**TASK INSTRUCTIONS**
Copy each line of the data below exactly, leaving out pictures.

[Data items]
>>>

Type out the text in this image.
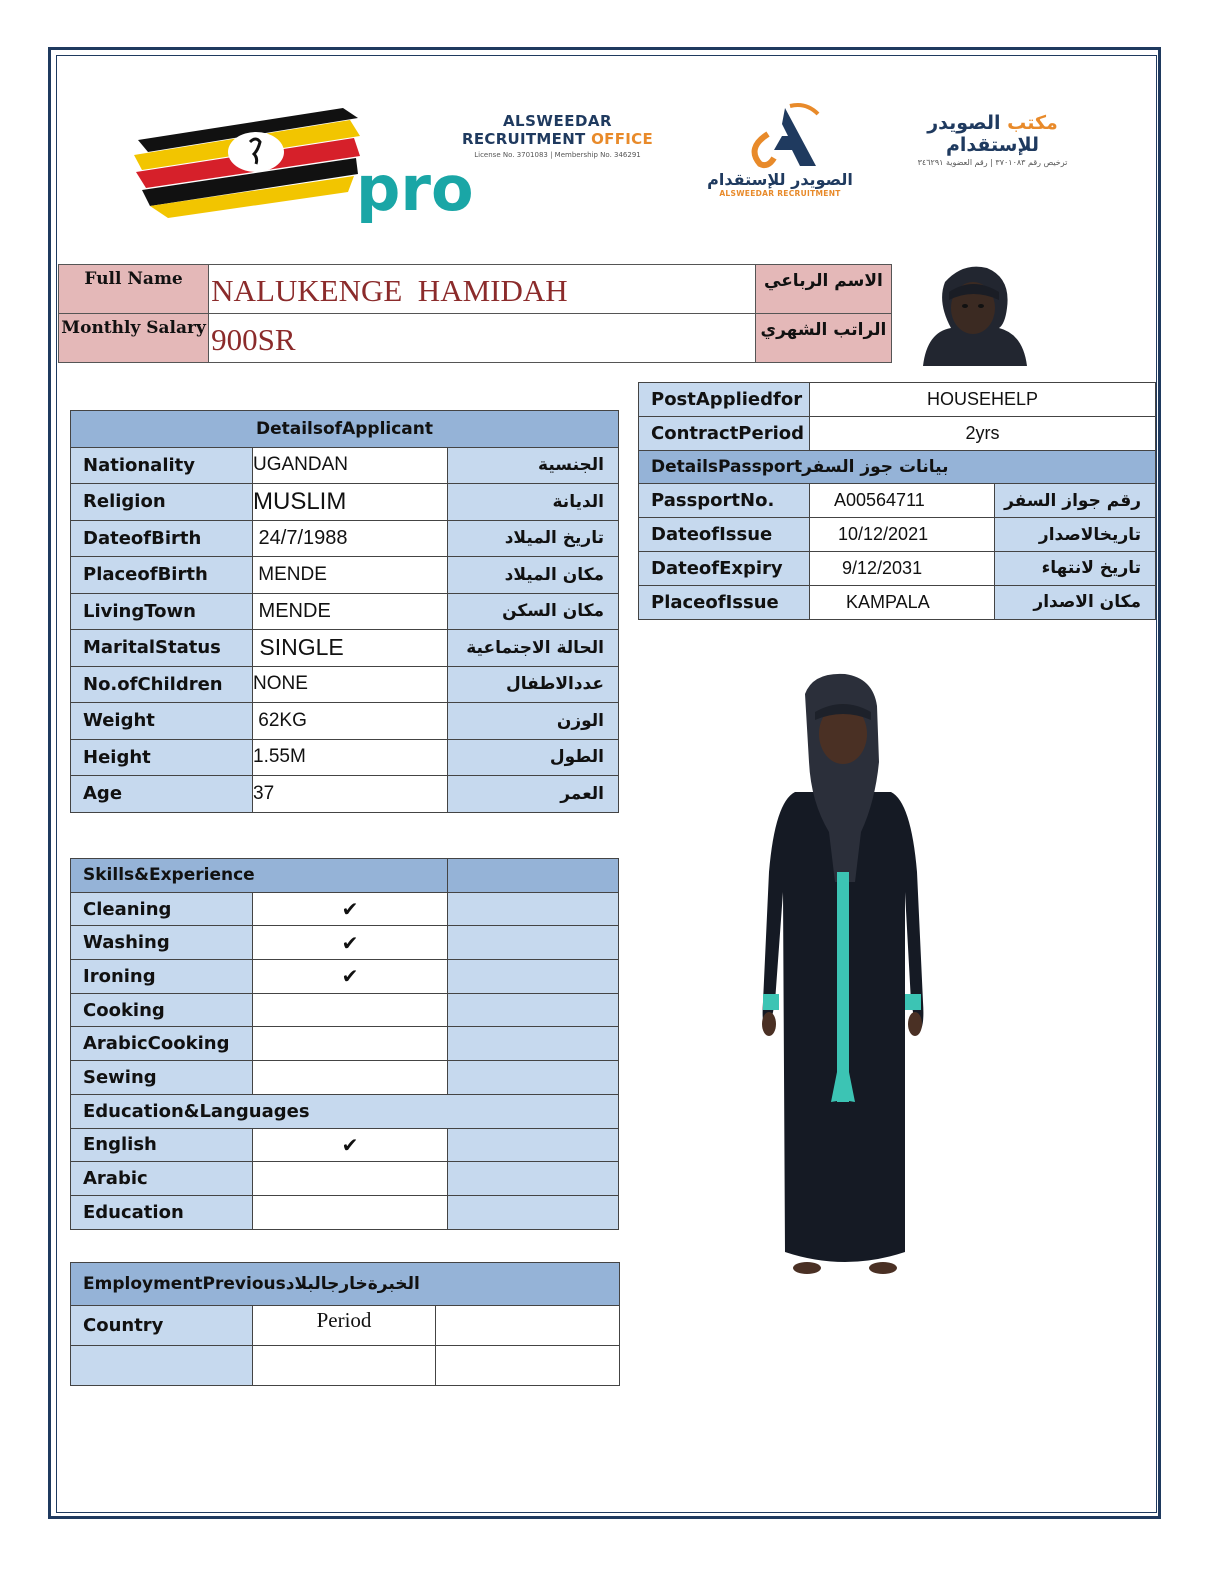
pro
ALSWEEDAR
RECRUITMENT OFFICE
License No. 3701083 | Membership No. 346291
الصويدر للإستقدام
ALSWEEDAR RECRUITMENT
مكتب الصويدر للإستقدام
ترخيص رقم ٣٧٠١٠٨٣ | رقم العضوية ٣٤٦٢٩١
Full Name	NALUKENGE  HAMIDAH	الاسم الرباعي
Monthly Salary	900SR	الراتب الشهري
DetailsofApplicant		
Nationality	UGANDAN	الجنسية
Religion	MUSLIM	الديانة
DateofBirth	24/7/1988	تاريخ الميلاد
PlaceofBirth	MENDE	مكان الميلاد
LivingTown	MENDE	مكان السكن
MaritalStatus	SINGLE	الحالة الاجتماعية
No.ofChildren	NONE	عددالاطفال
Weight	62KG	الوزن
Height	1.55M	الطول
Age	37	العمر
PostAppliedfor	HOUSEHELP	
ContractPeriod	2yrs	
DetailsPassportبيانات جوز السفر		
PassportNo.	A00564711	رقم جواز السفر
DateofIssue	10/12/2021	تاريخالاصدار
DateofExpiry	9/12/2031	تاريخ لانتهاء
PlaceofIssue	KAMPALA	مكان الاصدار
Skills&Experience		
Cleaning	✔	
Washing	✔	
Ironing	✔	
Cooking		
ArabicCooking		
Sewing		
Education&Languages		
English	✔	
Arabic		
Education		
EmploymentPreviousالخبرةخارجالبلاد		
Country	Period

<<<

**THE RESULT**
Type out the text in this image.
pro
ALSWEEDAR
RECRUITMENT OFFICE
License No. 3701083 | Membership No. 346291
الصويدر للإستقدام
ALSWEEDAR RECRUITMENT
مكتب الصويدر للإستقدام
ترخيص رقم ٣٧٠١٠٨٣ | رقم العضوية ٣٤٦٢٩١
Full Name	NALUKENGE  HAMIDAH	الاسم الرباعي
Monthly Salary	900SR	الراتب الشهري
DetailsofApplicant		
Nationality	UGANDAN	الجنسية
Religion	MUSLIM	الديانة
DateofBirth	24/7/1988	تاريخ الميلاد
PlaceofBirth	MENDE	مكان الميلاد
LivingTown	MENDE	مكان السكن
MaritalStatus	SINGLE	الحالة الاجتماعية
No.ofChildren	NONE	عددالاطفال
Weight	62KG	الوزن
Height	1.55M	الطول
Age	37	العمر
PostAppliedfor	HOUSEHELP	
ContractPeriod	2yrs	
DetailsPassportبيانات جوز السفر		
PassportNo.	A00564711	رقم جواز السفر
DateofIssue	10/12/2021	تاريخالاصدار
DateofExpiry	9/12/2031	تاريخ لانتهاء
PlaceofIssue	KAMPALA	مكان الاصدار
Skills&Experience		
Cleaning	✔	
Washing	✔	
Ironing	✔	
Cooking		
ArabicCooking		
Sewing		
Education&Languages		
English	✔	
Arabic		
Education		
EmploymentPreviousالخبرةخارجالبلاد		
Country	Period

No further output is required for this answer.